What the task asks: Copy every entry exactly as given, minus the images.

Data entries for graphics:
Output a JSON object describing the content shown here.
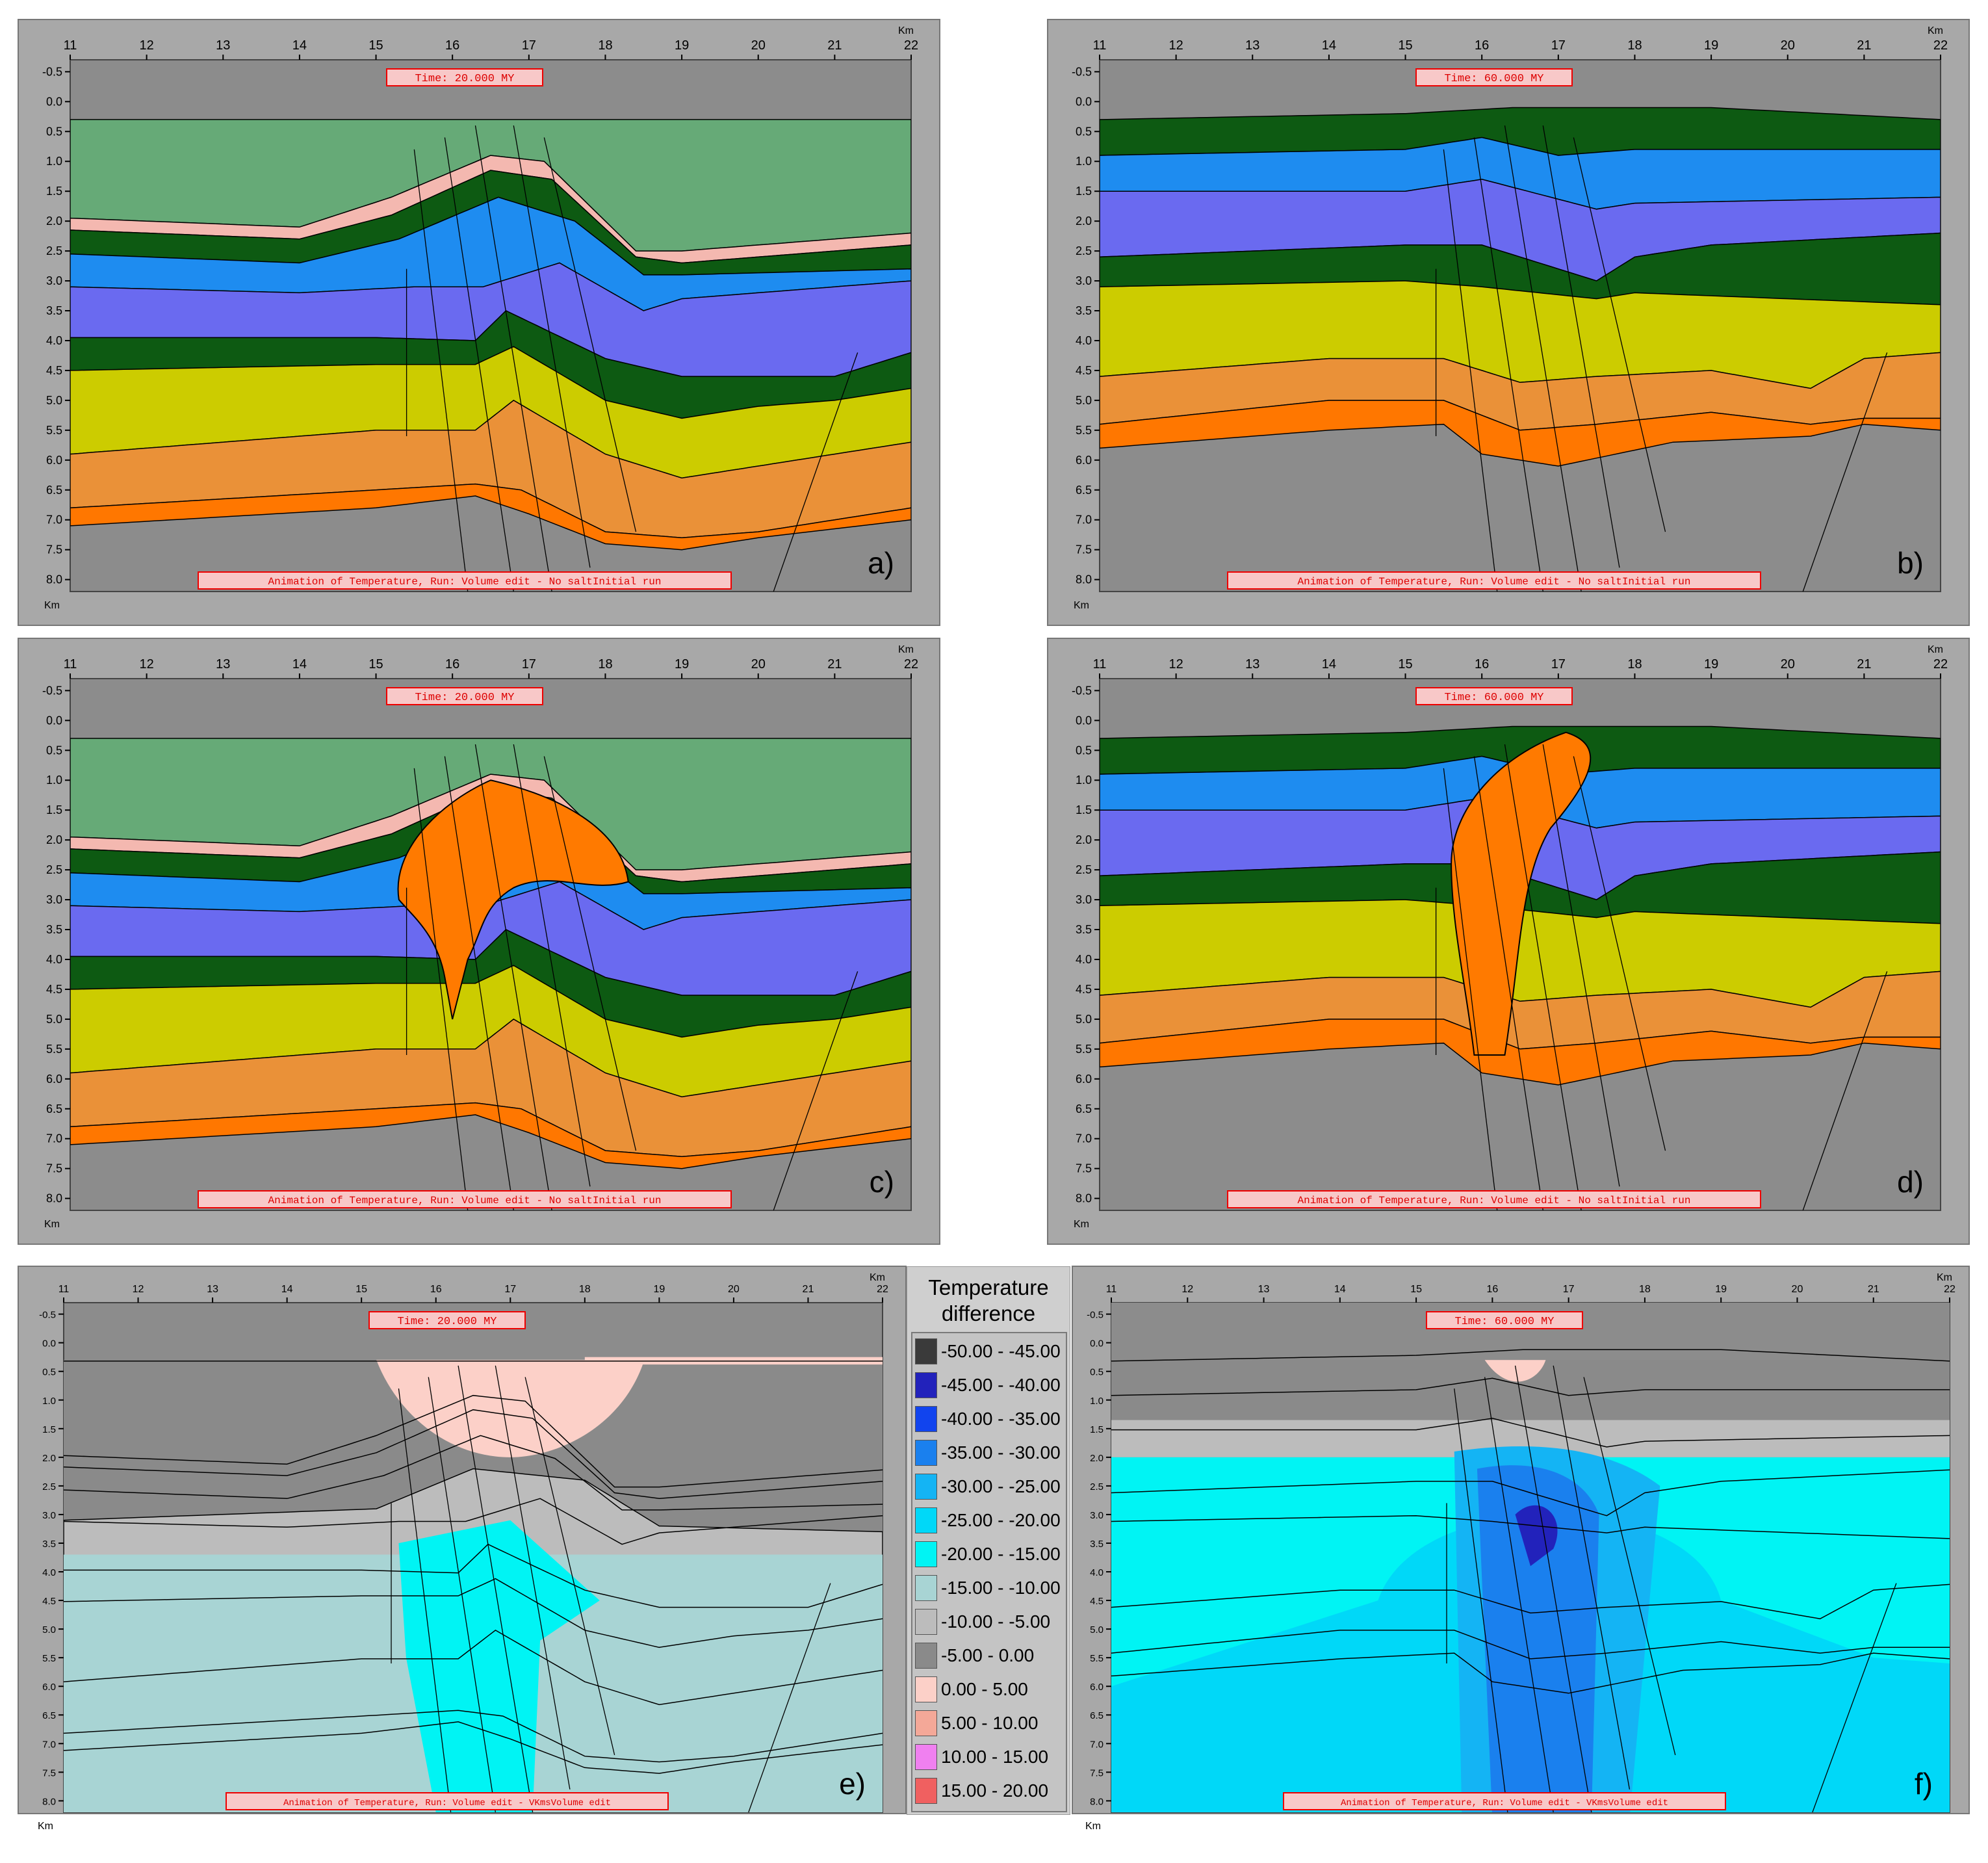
{
  "x_ticks": [
    "11",
    "12",
    "13",
    "14",
    "15",
    "16",
    "17",
    "18",
    "19",
    "20",
    "21",
    "22"
  ],
  "y_ticks": [
    "-0.5",
    "0.0",
    "0.5",
    "1.0",
    "1.5",
    "2.0",
    "2.5",
    "3.0",
    "3.5",
    "4.0",
    "4.5",
    "5.0",
    "5.5",
    "6.0",
    "6.5",
    "7.0",
    "7.5",
    "8.0"
  ],
  "unit_label": "Km",
  "panels": [
    {
      "id": "a",
      "label": "a)",
      "time": "Time:    20.000 MY",
      "caption": "Animation of Temperature, Run: Volume edit - No saltInitial run",
      "mode": "layers",
      "salt": "none"
    },
    {
      "id": "b",
      "label": "b)",
      "time": "Time:    60.000 MY",
      "caption": "Animation of Temperature, Run: Volume edit - No saltInitial run",
      "mode": "layers",
      "salt": "none"
    },
    {
      "id": "c",
      "label": "c)",
      "time": "Time:    20.000 MY",
      "caption": "Animation of Temperature, Run: Volume edit - No saltInitial run",
      "mode": "layers",
      "salt": "mushroom"
    },
    {
      "id": "d",
      "label": "d)",
      "time": "Time:    60.000 MY",
      "caption": "Animation of Temperature, Run: Volume edit - No saltInitial run",
      "mode": "layers",
      "salt": "wall"
    },
    {
      "id": "e",
      "label": "e)",
      "time": "Time:    20.000 MY",
      "caption": "Animation of Temperature, Run: Volume edit - VKmsVolume edit",
      "mode": "diff"
    },
    {
      "id": "f",
      "label": "f)",
      "time": "Time:    60.000 MY",
      "caption": "Animation of Temperature, Run: Volume edit - VKmsVolume edit",
      "mode": "diff"
    }
  ],
  "layer_colors": {
    "background": "#8c8c8c",
    "frame": "#a8a8a8",
    "green_light": "#66aa77",
    "pink": "#f4b8b0",
    "green_dark": "#0d5a12",
    "blue": "#1e8cf0",
    "violet": "#6a6af0",
    "yellow": "#cccc00",
    "orange_light": "#ea9138",
    "orange": "#ff7700",
    "salt": "#ff7a00"
  },
  "legend": {
    "title": "Temperature difference",
    "items": [
      {
        "label": "-50.00 - -45.00",
        "color": "#3a3a3a"
      },
      {
        "label": "-45.00 - -40.00",
        "color": "#2222bb"
      },
      {
        "label": "-40.00 - -35.00",
        "color": "#1144ee"
      },
      {
        "label": "-35.00 - -30.00",
        "color": "#1a80ee"
      },
      {
        "label": "-30.00 - -25.00",
        "color": "#14b4f4"
      },
      {
        "label": "-25.00 - -20.00",
        "color": "#00d8f8"
      },
      {
        "label": "-20.00 - -15.00",
        "color": "#00f4f4"
      },
      {
        "label": "-15.00 - -10.00",
        "color": "#a8d4d4"
      },
      {
        "label": "-10.00 - -5.00",
        "color": "#bcbcbc"
      },
      {
        "label": "-5.00 - 0.00",
        "color": "#8a8a8a"
      },
      {
        "label": "0.00 - 5.00",
        "color": "#fcd0c8"
      },
      {
        "label": "5.00 - 10.00",
        "color": "#f4a898"
      },
      {
        "label": "10.00 - 15.00",
        "color": "#f080f0"
      },
      {
        "label": "15.00 - 20.00",
        "color": "#f06060"
      }
    ]
  }
}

Solution to this task:
Output a JSON object describing the content shown here.
{
  "x_ticks": [
    "11",
    "12",
    "13",
    "14",
    "15",
    "16",
    "17",
    "18",
    "19",
    "20",
    "21",
    "22"
  ],
  "y_ticks": [
    "-0.5",
    "0.0",
    "0.5",
    "1.0",
    "1.5",
    "2.0",
    "2.5",
    "3.0",
    "3.5",
    "4.0",
    "4.5",
    "5.0",
    "5.5",
    "6.0",
    "6.5",
    "7.0",
    "7.5",
    "8.0"
  ],
  "unit_label": "Km",
  "panels": [
    {
      "id": "a",
      "label": "a)",
      "time": "Time:    20.000 MY",
      "caption": "Animation of Temperature, Run: Volume edit - No saltInitial run",
      "mode": "layers",
      "salt": "none"
    },
    {
      "id": "b",
      "label": "b)",
      "time": "Time:    60.000 MY",
      "caption": "Animation of Temperature, Run: Volume edit - No saltInitial run",
      "mode": "layers",
      "salt": "none"
    },
    {
      "id": "c",
      "label": "c)",
      "time": "Time:    20.000 MY",
      "caption": "Animation of Temperature, Run: Volume edit - No saltInitial run",
      "mode": "layers",
      "salt": "mushroom"
    },
    {
      "id": "d",
      "label": "d)",
      "time": "Time:    60.000 MY",
      "caption": "Animation of Temperature, Run: Volume edit - No saltInitial run",
      "mode": "layers",
      "salt": "wall"
    },
    {
      "id": "e",
      "label": "e)",
      "time": "Time:    20.000 MY",
      "caption": "Animation of Temperature, Run: Volume edit - VKmsVolume edit",
      "mode": "diff"
    },
    {
      "id": "f",
      "label": "f)",
      "time": "Time:    60.000 MY",
      "caption": "Animation of Temperature, Run: Volume edit - VKmsVolume edit",
      "mode": "diff"
    }
  ],
  "layer_colors": {
    "background": "#8c8c8c",
    "frame": "#a8a8a8",
    "green_light": "#66aa77",
    "pink": "#f4b8b0",
    "green_dark": "#0d5a12",
    "blue": "#1e8cf0",
    "violet": "#6a6af0",
    "yellow": "#cccc00",
    "orange_light": "#ea9138",
    "orange": "#ff7700",
    "salt": "#ff7a00"
  },
  "legend": {
    "title": "Temperature difference",
    "items": [
      {
        "label": "-50.00 - -45.00",
        "color": "#3a3a3a"
      },
      {
        "label": "-45.00 - -40.00",
        "color": "#2222bb"
      },
      {
        "label": "-40.00 - -35.00",
        "color": "#1144ee"
      },
      {
        "label": "-35.00 - -30.00",
        "color": "#1a80ee"
      },
      {
        "label": "-30.00 - -25.00",
        "color": "#14b4f4"
      },
      {
        "label": "-25.00 - -20.00",
        "color": "#00d8f8"
      },
      {
        "label": "-20.00 - -15.00",
        "color": "#00f4f4"
      },
      {
        "label": "-15.00 - -10.00",
        "color": "#a8d4d4"
      },
      {
        "label": "-10.00 - -5.00",
        "color": "#bcbcbc"
      },
      {
        "label": "-5.00 - 0.00",
        "color": "#8a8a8a"
      },
      {
        "label": "0.00 - 5.00",
        "color": "#fcd0c8"
      },
      {
        "label": "5.00 - 10.00",
        "color": "#f4a898"
      },
      {
        "label": "10.00 - 15.00",
        "color": "#f080f0"
      },
      {
        "label": "15.00 - 20.00",
        "color": "#f06060"
      }
    ]
  }
}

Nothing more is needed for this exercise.